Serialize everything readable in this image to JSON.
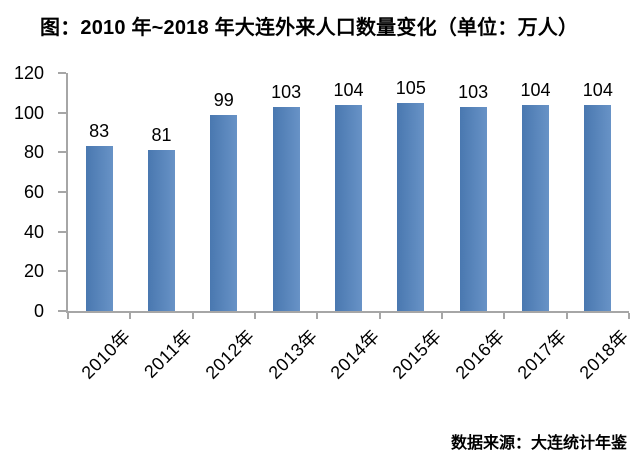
{
  "source": "数据来源：大连统计年鉴",
  "chart_data": {
    "type": "bar",
    "title": "图：2010 年~2018 年大连外来人口数量变化（单位：万人）",
    "categories": [
      "2010年",
      "2011年",
      "2012年",
      "2013年",
      "2014年",
      "2015年",
      "2016年",
      "2017年",
      "2018年"
    ],
    "values": [
      83,
      81,
      99,
      103,
      104,
      105,
      103,
      104,
      104
    ],
    "xlabel": "",
    "ylabel": "",
    "ylim": [
      0,
      120
    ],
    "yticks": [
      0,
      20,
      40,
      60,
      80,
      100,
      120
    ],
    "grid": false,
    "legend": "none",
    "data_labels": true,
    "bar_color": "#4f81bd",
    "axis_color": "#a6a6a6",
    "text_color": "#000000"
  }
}
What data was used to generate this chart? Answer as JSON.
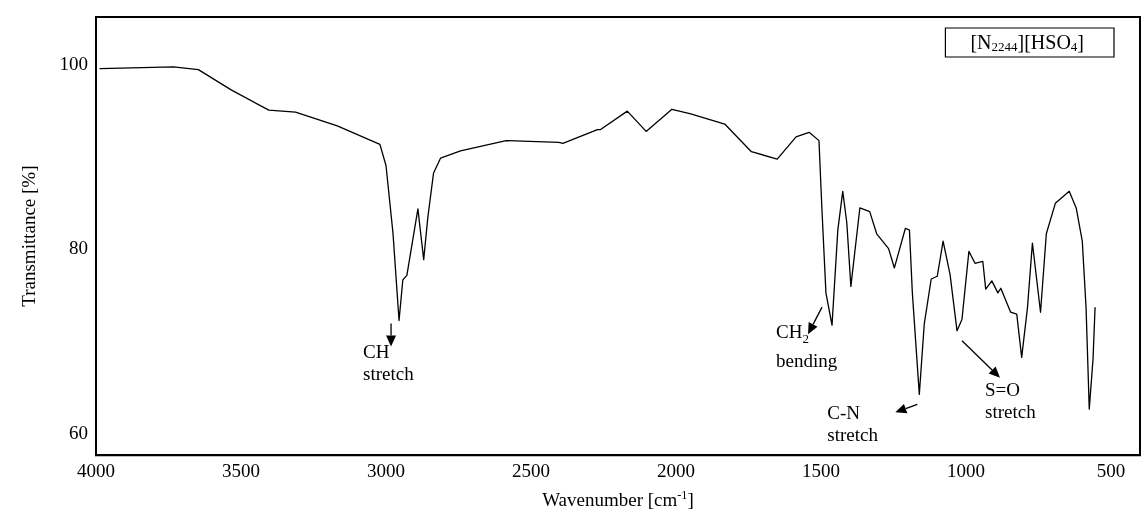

-.-.-

In the copy, include all records verbatim but no images.

**RESPONSE BELOW**:
Serialize everything readable in this image to JSON.
{
  "source": "数据来源：大连统计年鉴",
  "chart_data": {
    "type": "bar",
    "title": "图：2010 年~2018 年大连外来人口数量变化（单位：万人）",
    "categories": [
      "2010年",
      "2011年",
      "2012年",
      "2013年",
      "2014年",
      "2015年",
      "2016年",
      "2017年",
      "2018年"
    ],
    "values": [
      83,
      81,
      99,
      103,
      104,
      105,
      103,
      104,
      104
    ],
    "xlabel": "",
    "ylabel": "",
    "ylim": [
      0,
      120
    ],
    "yticks": [
      0,
      20,
      40,
      60,
      80,
      100,
      120
    ],
    "grid": false,
    "legend": "none",
    "data_labels": true,
    "bar_color": "#4f81bd",
    "axis_color": "#a6a6a6",
    "text_color": "#000000"
  }
}
What data was used to generate this chart? Answer as JSON.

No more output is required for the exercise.